DESCRIPTION OF THE TASK:
Lift out all lines below that contain "Hoboken".
----
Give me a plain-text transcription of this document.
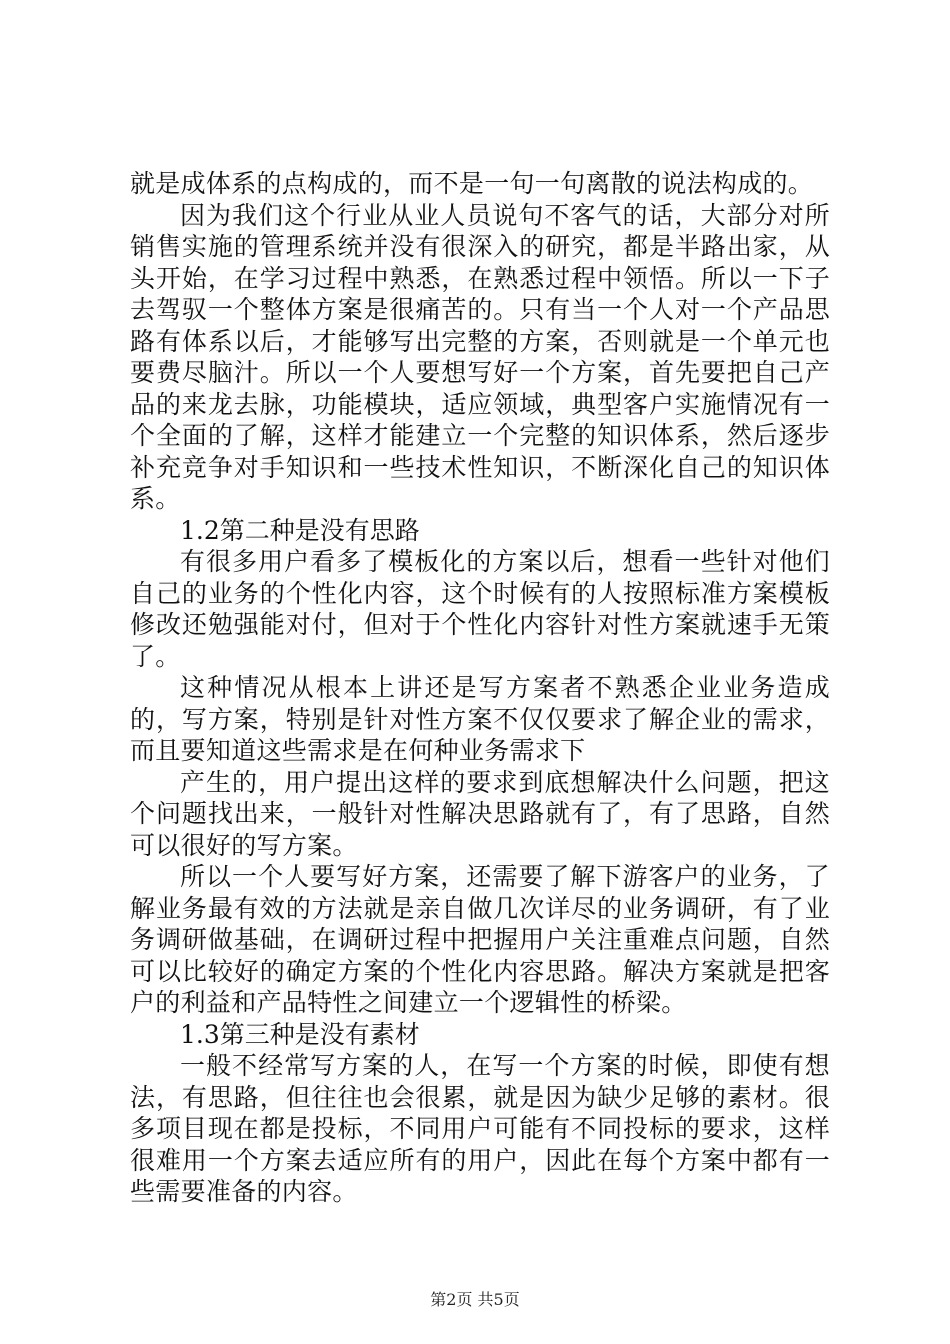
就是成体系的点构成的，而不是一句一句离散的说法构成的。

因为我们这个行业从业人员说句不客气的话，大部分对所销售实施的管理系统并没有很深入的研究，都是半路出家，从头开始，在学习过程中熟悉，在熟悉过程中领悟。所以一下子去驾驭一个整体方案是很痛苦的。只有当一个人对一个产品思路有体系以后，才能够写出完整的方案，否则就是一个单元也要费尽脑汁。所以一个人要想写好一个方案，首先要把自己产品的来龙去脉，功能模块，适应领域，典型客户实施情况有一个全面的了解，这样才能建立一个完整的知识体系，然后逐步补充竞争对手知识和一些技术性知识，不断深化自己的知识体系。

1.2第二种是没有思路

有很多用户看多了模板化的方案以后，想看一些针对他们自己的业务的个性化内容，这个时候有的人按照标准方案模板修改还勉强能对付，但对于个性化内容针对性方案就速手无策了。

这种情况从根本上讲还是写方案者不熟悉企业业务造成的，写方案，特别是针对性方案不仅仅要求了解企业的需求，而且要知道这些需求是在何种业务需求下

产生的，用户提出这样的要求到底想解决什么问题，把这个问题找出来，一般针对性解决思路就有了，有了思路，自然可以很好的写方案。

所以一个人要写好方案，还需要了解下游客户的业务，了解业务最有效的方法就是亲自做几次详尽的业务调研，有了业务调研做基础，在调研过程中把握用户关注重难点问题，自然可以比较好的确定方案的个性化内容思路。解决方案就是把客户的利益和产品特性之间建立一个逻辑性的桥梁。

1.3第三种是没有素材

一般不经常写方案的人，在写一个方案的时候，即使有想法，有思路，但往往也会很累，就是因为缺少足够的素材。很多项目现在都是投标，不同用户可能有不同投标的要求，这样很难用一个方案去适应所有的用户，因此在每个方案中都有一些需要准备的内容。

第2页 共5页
----
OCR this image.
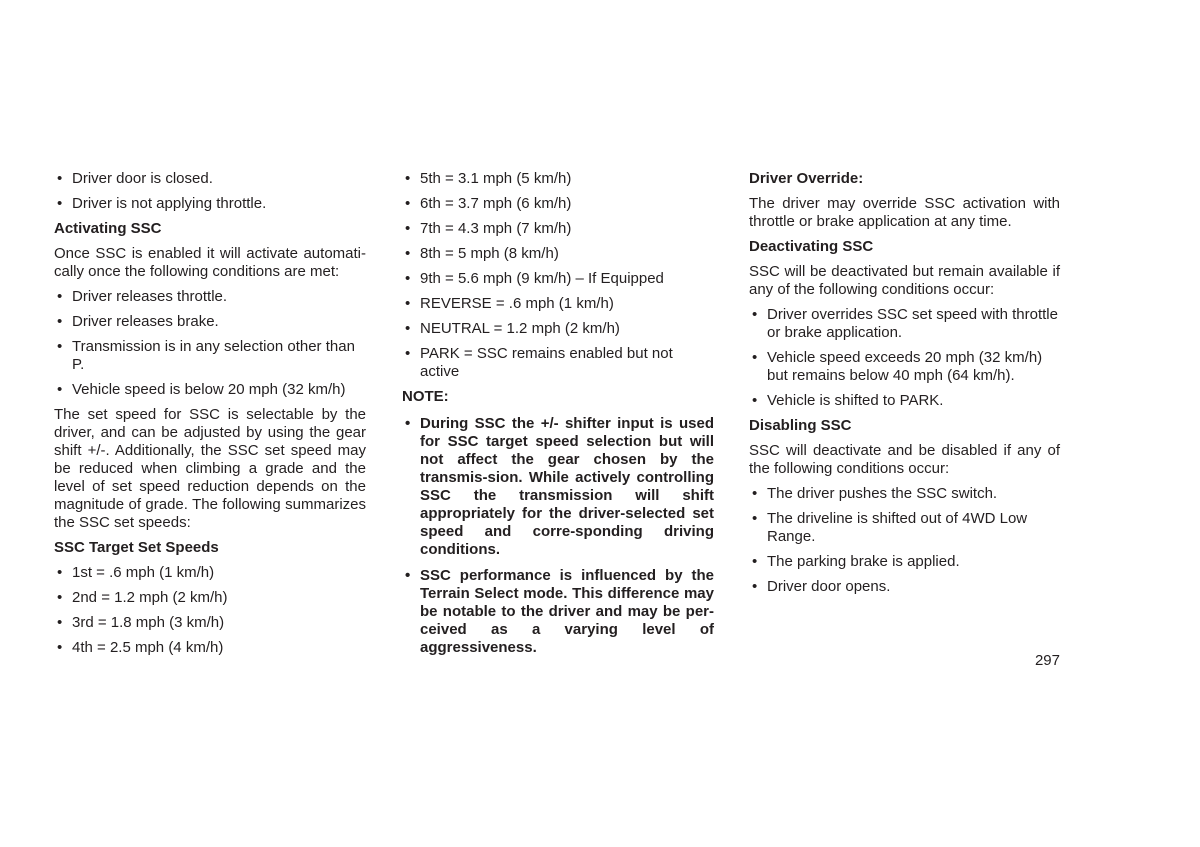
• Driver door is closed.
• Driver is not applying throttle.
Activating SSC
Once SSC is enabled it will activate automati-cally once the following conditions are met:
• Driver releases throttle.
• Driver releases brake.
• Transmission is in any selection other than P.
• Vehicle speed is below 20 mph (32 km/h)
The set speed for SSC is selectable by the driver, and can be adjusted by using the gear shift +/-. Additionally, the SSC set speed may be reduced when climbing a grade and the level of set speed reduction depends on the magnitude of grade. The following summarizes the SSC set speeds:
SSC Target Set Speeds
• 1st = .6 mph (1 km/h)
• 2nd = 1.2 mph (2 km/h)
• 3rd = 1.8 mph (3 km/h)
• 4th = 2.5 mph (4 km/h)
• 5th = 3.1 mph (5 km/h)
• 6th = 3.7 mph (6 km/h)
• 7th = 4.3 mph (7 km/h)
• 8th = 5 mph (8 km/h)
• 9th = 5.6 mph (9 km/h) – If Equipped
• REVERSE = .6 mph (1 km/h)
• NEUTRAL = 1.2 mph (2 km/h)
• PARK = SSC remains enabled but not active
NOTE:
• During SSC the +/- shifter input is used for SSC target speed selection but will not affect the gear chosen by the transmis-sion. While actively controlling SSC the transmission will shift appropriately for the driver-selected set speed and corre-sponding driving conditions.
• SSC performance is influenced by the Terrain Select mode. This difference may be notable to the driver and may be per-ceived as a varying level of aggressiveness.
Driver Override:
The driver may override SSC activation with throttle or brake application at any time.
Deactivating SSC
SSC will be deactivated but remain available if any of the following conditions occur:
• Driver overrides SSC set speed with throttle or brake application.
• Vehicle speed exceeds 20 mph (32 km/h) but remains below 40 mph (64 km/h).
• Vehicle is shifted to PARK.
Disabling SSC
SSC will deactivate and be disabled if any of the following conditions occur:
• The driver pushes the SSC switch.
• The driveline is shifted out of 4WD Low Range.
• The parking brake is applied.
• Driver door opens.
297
----
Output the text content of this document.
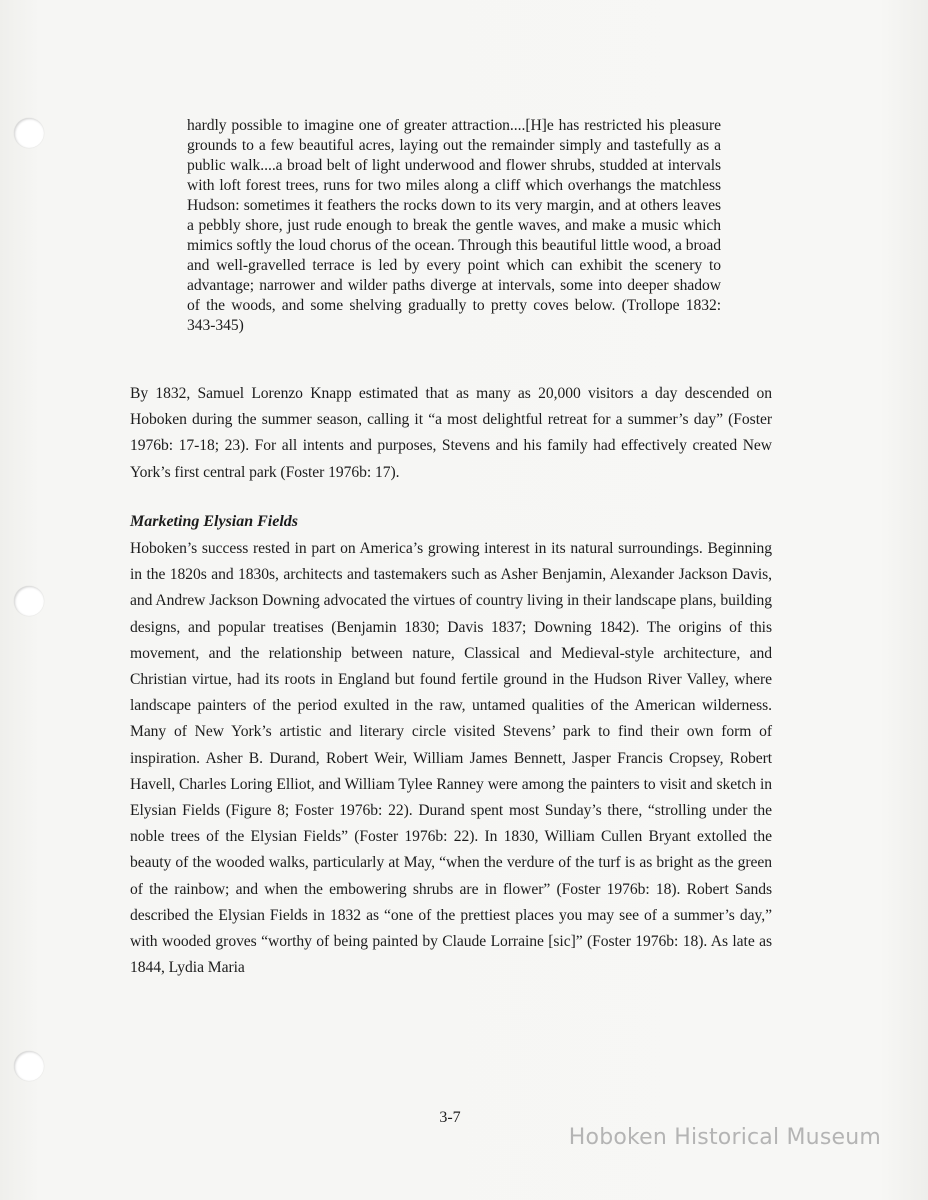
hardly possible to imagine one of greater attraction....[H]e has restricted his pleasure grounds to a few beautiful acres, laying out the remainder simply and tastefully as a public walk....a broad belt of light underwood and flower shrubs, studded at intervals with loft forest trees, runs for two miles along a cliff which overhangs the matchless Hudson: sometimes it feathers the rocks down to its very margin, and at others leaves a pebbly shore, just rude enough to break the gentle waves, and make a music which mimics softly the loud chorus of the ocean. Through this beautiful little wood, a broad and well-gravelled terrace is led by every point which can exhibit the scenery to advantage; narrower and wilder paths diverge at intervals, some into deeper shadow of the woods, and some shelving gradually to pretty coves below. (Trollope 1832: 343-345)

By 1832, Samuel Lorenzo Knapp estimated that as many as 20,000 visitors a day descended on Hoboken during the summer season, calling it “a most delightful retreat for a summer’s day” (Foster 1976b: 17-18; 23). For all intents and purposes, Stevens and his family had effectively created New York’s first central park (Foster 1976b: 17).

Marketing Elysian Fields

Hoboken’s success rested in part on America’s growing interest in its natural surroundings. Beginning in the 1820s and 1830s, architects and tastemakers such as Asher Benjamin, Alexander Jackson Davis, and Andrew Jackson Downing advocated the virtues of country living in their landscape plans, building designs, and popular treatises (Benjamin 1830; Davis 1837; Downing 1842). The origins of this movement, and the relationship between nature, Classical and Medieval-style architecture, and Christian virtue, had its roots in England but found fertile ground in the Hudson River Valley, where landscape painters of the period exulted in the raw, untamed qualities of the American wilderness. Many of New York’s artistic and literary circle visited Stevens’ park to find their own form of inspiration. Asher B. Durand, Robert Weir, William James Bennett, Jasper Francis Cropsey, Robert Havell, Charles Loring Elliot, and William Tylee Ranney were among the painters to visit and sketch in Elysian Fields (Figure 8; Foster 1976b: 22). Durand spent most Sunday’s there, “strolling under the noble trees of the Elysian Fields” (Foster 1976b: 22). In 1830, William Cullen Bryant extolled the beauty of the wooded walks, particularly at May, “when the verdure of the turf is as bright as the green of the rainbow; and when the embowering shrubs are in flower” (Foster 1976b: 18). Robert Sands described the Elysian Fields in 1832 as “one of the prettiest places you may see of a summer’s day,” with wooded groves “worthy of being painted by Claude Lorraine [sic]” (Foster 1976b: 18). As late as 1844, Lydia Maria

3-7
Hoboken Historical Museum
----
FULL OUTPUT:
By 1832, Samuel Lorenzo Knapp estimated that as many as 20,000 visitors a day descended on Hoboken during the summer season, calling it “a most delightful retreat for a summer’s day” (Foster 1976b: 17-18; 23). For all intents and purposes, Stevens and his family had effectively created New York’s first central park (Foster 1976b: 17).
Hoboken’s success rested in part on America’s growing interest in its natural surroundings. Beginning in the 1820s and 1830s, architects and tastemakers such as Asher Benjamin, Alexander Jackson Davis, and Andrew Jackson Downing advocated the virtues of country living in their landscape plans, building designs, and popular treatises (Benjamin 1830; Davis 1837; Downing 1842). The origins of this movement, and the relationship between nature, Classical and Medieval-style architecture, and Christian virtue, had its roots in England but found fertile ground in the Hudson River Valley, where landscape painters of the period exulted in the raw, untamed qualities of the American wilderness. Many of New York’s artistic and literary circle visited Stevens’ park to find their own form of inspiration. Asher B. Durand, Robert Weir, William James Bennett, Jasper Francis Cropsey, Robert Havell, Charles Loring Elliot, and William Tylee Ranney were among the painters to visit and sketch in Elysian Fields (Figure 8; Foster 1976b: 22). Durand spent most Sunday’s there, “strolling under the noble trees of the Elysian Fields” (Foster 1976b: 22). In 1830, William Cullen Bryant extolled the beauty of the wooded walks, particularly at May, “when the verdure of the turf is as bright as the green of the rainbow; and when the embowering shrubs are in flower” (Foster 1976b: 18). Robert Sands described the Elysian Fields in 1832 as “one of the prettiest places you may see of a summer’s day,” with wooded groves “worthy of being painted by Claude Lorraine [sic]” (Foster 1976b: 18). As late as 1844, Lydia Maria
Hoboken Historical Museum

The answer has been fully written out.